■ What the exercise asks:
Copy every line of the data below verbatim, omitting the pictures.

■ Source records:
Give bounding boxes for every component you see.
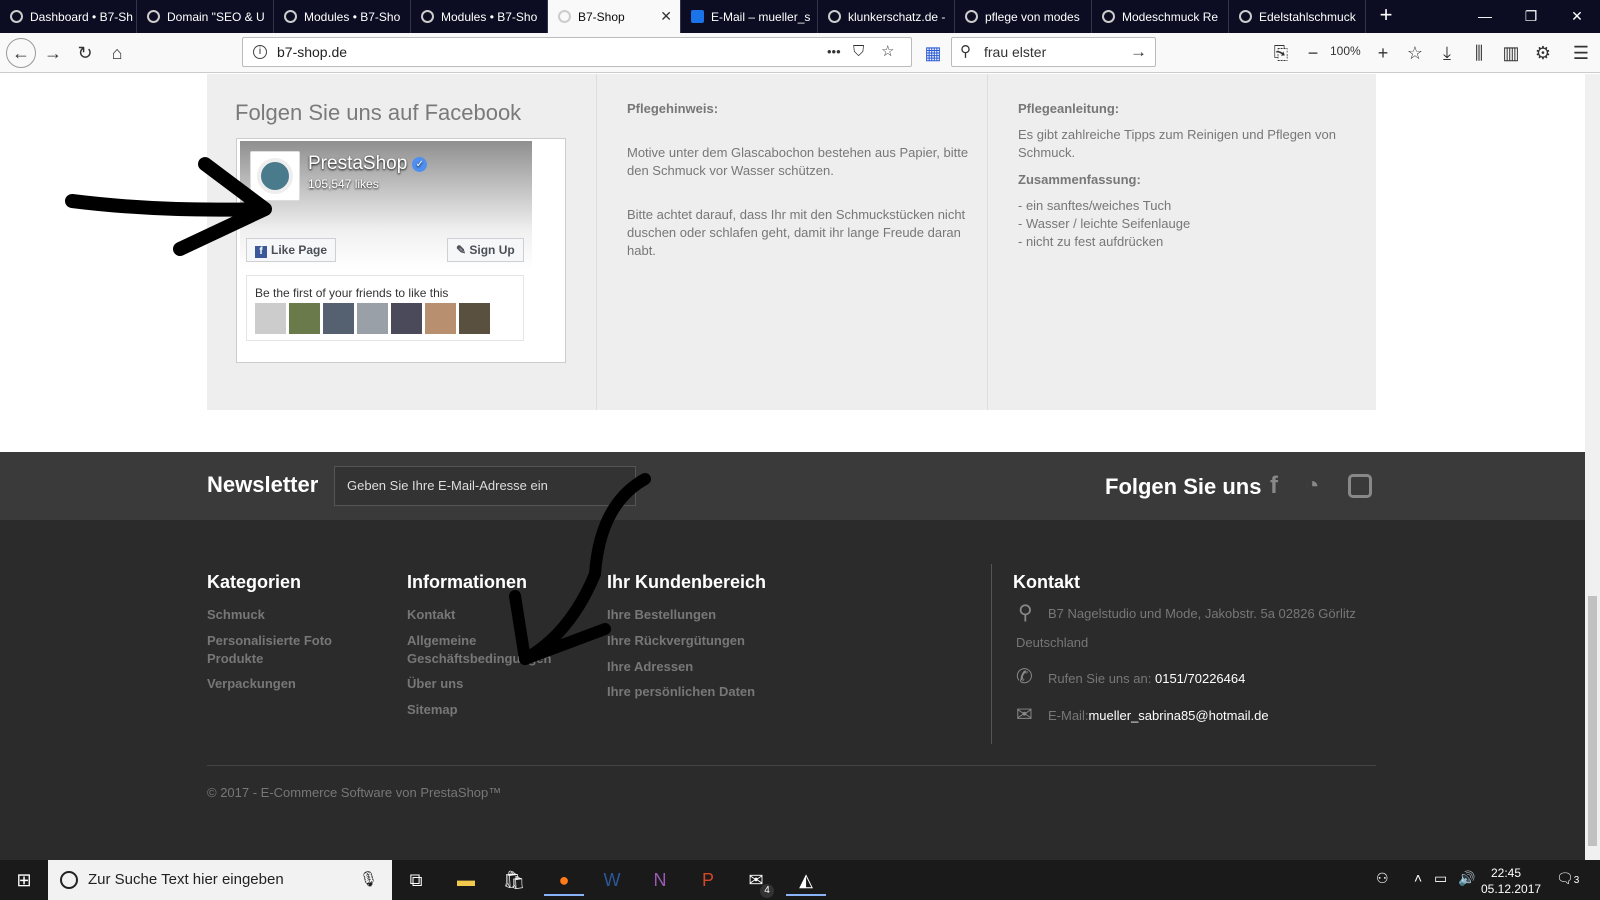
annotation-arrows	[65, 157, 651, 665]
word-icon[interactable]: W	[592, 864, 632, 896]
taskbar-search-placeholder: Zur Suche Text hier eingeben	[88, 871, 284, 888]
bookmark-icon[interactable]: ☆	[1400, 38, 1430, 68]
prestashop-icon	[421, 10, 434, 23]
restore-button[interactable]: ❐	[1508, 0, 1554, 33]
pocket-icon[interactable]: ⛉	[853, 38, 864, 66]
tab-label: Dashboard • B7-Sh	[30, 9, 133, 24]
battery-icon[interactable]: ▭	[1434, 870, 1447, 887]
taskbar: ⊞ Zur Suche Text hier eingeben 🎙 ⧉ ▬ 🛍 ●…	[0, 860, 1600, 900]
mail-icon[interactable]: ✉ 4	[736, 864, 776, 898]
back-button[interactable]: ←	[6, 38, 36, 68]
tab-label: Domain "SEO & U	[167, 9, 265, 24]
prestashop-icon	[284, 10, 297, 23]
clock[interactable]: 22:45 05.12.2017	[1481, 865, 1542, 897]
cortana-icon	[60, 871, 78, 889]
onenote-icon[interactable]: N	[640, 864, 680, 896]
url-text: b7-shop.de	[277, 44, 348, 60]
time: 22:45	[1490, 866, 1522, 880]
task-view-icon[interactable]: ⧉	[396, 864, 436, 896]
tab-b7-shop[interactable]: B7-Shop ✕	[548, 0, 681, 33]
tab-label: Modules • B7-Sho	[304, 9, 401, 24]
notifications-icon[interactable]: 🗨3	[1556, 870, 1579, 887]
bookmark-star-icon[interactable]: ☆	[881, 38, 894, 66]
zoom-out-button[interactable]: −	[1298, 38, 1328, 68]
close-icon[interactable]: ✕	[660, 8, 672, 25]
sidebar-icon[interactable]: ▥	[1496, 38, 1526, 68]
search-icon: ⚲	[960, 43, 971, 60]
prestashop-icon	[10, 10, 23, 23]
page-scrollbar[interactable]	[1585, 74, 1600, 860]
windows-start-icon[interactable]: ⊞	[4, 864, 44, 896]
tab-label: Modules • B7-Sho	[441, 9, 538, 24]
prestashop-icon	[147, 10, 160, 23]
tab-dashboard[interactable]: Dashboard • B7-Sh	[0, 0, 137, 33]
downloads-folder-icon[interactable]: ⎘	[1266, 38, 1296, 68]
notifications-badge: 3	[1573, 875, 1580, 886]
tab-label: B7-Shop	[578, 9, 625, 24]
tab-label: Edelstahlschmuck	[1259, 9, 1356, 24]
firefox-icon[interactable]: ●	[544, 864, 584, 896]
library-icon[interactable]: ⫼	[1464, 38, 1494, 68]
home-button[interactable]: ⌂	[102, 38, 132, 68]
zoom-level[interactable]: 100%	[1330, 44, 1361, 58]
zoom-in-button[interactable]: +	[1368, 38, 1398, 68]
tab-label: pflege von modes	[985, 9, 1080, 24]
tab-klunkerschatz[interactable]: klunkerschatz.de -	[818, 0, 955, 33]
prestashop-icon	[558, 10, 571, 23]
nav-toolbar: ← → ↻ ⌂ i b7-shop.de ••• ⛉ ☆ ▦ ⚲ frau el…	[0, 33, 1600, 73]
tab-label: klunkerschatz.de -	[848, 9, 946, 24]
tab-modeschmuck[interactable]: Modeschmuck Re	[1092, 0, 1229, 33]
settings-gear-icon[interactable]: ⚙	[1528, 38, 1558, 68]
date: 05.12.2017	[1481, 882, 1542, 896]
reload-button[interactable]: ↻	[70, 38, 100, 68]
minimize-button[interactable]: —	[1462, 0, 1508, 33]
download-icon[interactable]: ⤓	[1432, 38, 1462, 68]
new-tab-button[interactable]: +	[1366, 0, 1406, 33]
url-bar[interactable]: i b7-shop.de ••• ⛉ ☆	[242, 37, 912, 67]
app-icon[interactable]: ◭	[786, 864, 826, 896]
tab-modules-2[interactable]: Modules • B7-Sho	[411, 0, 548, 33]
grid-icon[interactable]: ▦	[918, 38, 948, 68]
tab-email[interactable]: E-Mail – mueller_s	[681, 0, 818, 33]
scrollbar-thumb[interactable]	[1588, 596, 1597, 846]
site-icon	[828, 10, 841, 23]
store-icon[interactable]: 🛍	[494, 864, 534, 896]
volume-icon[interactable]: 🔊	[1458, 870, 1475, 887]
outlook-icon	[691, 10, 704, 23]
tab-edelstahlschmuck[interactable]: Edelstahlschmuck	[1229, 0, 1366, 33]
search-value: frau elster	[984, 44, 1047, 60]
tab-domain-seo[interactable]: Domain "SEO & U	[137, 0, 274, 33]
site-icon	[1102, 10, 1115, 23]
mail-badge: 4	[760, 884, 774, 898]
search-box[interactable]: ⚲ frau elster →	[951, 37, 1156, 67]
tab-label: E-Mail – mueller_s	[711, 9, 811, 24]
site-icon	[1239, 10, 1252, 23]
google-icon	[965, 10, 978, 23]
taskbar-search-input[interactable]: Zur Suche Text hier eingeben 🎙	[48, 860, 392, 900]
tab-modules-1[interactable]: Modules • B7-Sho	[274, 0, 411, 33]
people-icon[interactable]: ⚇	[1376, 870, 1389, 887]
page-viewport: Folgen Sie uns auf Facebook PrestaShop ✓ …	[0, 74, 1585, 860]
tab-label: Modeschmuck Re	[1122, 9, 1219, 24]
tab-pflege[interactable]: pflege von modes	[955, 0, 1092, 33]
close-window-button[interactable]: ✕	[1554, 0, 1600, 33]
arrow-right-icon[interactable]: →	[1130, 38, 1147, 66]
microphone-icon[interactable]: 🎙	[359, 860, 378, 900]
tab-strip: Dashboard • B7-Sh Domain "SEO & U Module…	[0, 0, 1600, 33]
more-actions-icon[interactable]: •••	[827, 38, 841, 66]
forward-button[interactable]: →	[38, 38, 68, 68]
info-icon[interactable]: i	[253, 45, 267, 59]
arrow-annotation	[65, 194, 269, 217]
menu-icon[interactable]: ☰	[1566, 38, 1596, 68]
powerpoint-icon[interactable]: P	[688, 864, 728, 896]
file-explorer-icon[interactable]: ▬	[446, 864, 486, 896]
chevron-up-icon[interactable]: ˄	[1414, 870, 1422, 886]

■ Task output:
Give bounding boxes for every component you see.
annotation-arrows	[65, 157, 651, 665]
word-icon[interactable]: W	[592, 864, 632, 896]
taskbar-search-placeholder: Zur Suche Text hier eingeben	[88, 871, 284, 888]
bookmark-icon[interactable]: ☆	[1400, 38, 1430, 68]
prestashop-icon	[421, 10, 434, 23]
restore-button[interactable]: ❐	[1508, 0, 1554, 33]
pocket-icon[interactable]: ⛉	[853, 38, 864, 66]
tab-label: Dashboard • B7-Sh	[30, 9, 133, 24]
battery-icon[interactable]: ▭	[1434, 870, 1447, 887]
taskbar: ⊞ Zur Suche Text hier eingeben 🎙 ⧉ ▬ 🛍 ●…	[0, 860, 1600, 900]
mail-icon[interactable]: ✉ 4	[736, 864, 776, 898]
back-button[interactable]: ←	[6, 38, 36, 68]
tab-label: Domain "SEO & U	[167, 9, 265, 24]
prestashop-icon	[284, 10, 297, 23]
clock[interactable]: 22:45 05.12.2017	[1481, 865, 1542, 897]
cortana-icon	[60, 871, 78, 889]
onenote-icon[interactable]: N	[640, 864, 680, 896]
url-text: b7-shop.de	[277, 44, 348, 60]
time: 22:45	[1490, 866, 1522, 880]
task-view-icon[interactable]: ⧉	[396, 864, 436, 896]
tab-b7-shop[interactable]: B7-Shop ✕	[548, 0, 681, 33]
tab-label: Modules • B7-Sho	[304, 9, 401, 24]
notifications-icon[interactable]: 🗨3	[1556, 870, 1579, 887]
bookmark-star-icon[interactable]: ☆	[881, 38, 894, 66]
zoom-out-button[interactable]: −	[1298, 38, 1328, 68]
close-icon[interactable]: ✕	[660, 8, 672, 25]
sidebar-icon[interactable]: ▥	[1496, 38, 1526, 68]
search-icon: ⚲	[960, 43, 971, 60]
prestashop-icon	[10, 10, 23, 23]
page-scrollbar[interactable]	[1585, 74, 1600, 860]
windows-start-icon[interactable]: ⊞	[4, 864, 44, 896]
tab-label: Modules • B7-Sho	[441, 9, 538, 24]
prestashop-icon	[147, 10, 160, 23]
tab-dashboard[interactable]: Dashboard • B7-Sh	[0, 0, 137, 33]
downloads-folder-icon[interactable]: ⎘	[1266, 38, 1296, 68]
notifications-badge: 3	[1573, 875, 1580, 886]
tab-label: B7-Shop	[578, 9, 625, 24]
tab-label: Edelstahlschmuck	[1259, 9, 1356, 24]
firefox-icon[interactable]: ●	[544, 864, 584, 896]
library-icon[interactable]: ⫼	[1464, 38, 1494, 68]
home-button[interactable]: ⌂	[102, 38, 132, 68]
zoom-level[interactable]: 100%	[1330, 44, 1361, 58]
zoom-in-button[interactable]: +	[1368, 38, 1398, 68]
tab-label: pflege von modes	[985, 9, 1080, 24]
tab-klunkerschatz[interactable]: klunkerschatz.de -	[818, 0, 955, 33]
prestashop-icon	[558, 10, 571, 23]
nav-toolbar: ← → ↻ ⌂ i b7-shop.de ••• ⛉ ☆ ▦ ⚲ frau el…	[0, 33, 1600, 73]
tab-label: klunkerschatz.de -	[848, 9, 946, 24]
tab-modeschmuck[interactable]: Modeschmuck Re	[1092, 0, 1229, 33]
settings-gear-icon[interactable]: ⚙	[1528, 38, 1558, 68]
date: 05.12.2017	[1481, 882, 1542, 896]
reload-button[interactable]: ↻	[70, 38, 100, 68]
minimize-button[interactable]: —	[1462, 0, 1508, 33]
download-icon[interactable]: ⤓	[1432, 38, 1462, 68]
new-tab-button[interactable]: +	[1366, 0, 1406, 33]
url-bar[interactable]: i b7-shop.de ••• ⛉ ☆	[242, 37, 912, 67]
app-icon[interactable]: ◭	[786, 864, 826, 896]
tab-modules-2[interactable]: Modules • B7-Sho	[411, 0, 548, 33]
grid-icon[interactable]: ▦	[918, 38, 948, 68]
tab-email[interactable]: E-Mail – mueller_s	[681, 0, 818, 33]
scrollbar-thumb[interactable]	[1588, 596, 1597, 846]
site-icon	[828, 10, 841, 23]
store-icon[interactable]: 🛍	[494, 864, 534, 896]
volume-icon[interactable]: 🔊	[1458, 870, 1475, 887]
outlook-icon	[691, 10, 704, 23]
tab-edelstahlschmuck[interactable]: Edelstahlschmuck	[1229, 0, 1366, 33]
search-value: frau elster	[984, 44, 1047, 60]
tab-domain-seo[interactable]: Domain "SEO & U	[137, 0, 274, 33]
site-icon	[1102, 10, 1115, 23]
mail-badge: 4	[760, 884, 774, 898]
search-box[interactable]: ⚲ frau elster →	[951, 37, 1156, 67]
tab-label: E-Mail – mueller_s	[711, 9, 811, 24]
site-icon	[1239, 10, 1252, 23]
google-icon	[965, 10, 978, 23]
taskbar-search-input[interactable]: Zur Suche Text hier eingeben 🎙	[48, 860, 392, 900]
tab-modules-1[interactable]: Modules • B7-Sho	[274, 0, 411, 33]
people-icon[interactable]: ⚇	[1376, 870, 1389, 887]
page-viewport: Folgen Sie uns auf Facebook PrestaShop ✓ …	[0, 74, 1585, 860]
tab-label: Modeschmuck Re	[1122, 9, 1219, 24]
tab-pflege[interactable]: pflege von modes	[955, 0, 1092, 33]
close-window-button[interactable]: ✕	[1554, 0, 1600, 33]
arrow-right-icon[interactable]: →	[1130, 38, 1147, 66]
microphone-icon[interactable]: 🎙	[359, 860, 378, 900]
tab-strip: Dashboard • B7-Sh Domain "SEO & U Module…	[0, 0, 1600, 33]
more-actions-icon[interactable]: •••	[827, 38, 841, 66]
forward-button[interactable]: →	[38, 38, 68, 68]
info-icon[interactable]: i	[253, 45, 267, 59]
arrow-annotation	[65, 194, 269, 217]
menu-icon[interactable]: ☰	[1566, 38, 1596, 68]
powerpoint-icon[interactable]: P	[688, 864, 728, 896]
file-explorer-icon[interactable]: ▬	[446, 864, 486, 896]
chevron-up-icon[interactable]: ˄	[1414, 870, 1422, 886]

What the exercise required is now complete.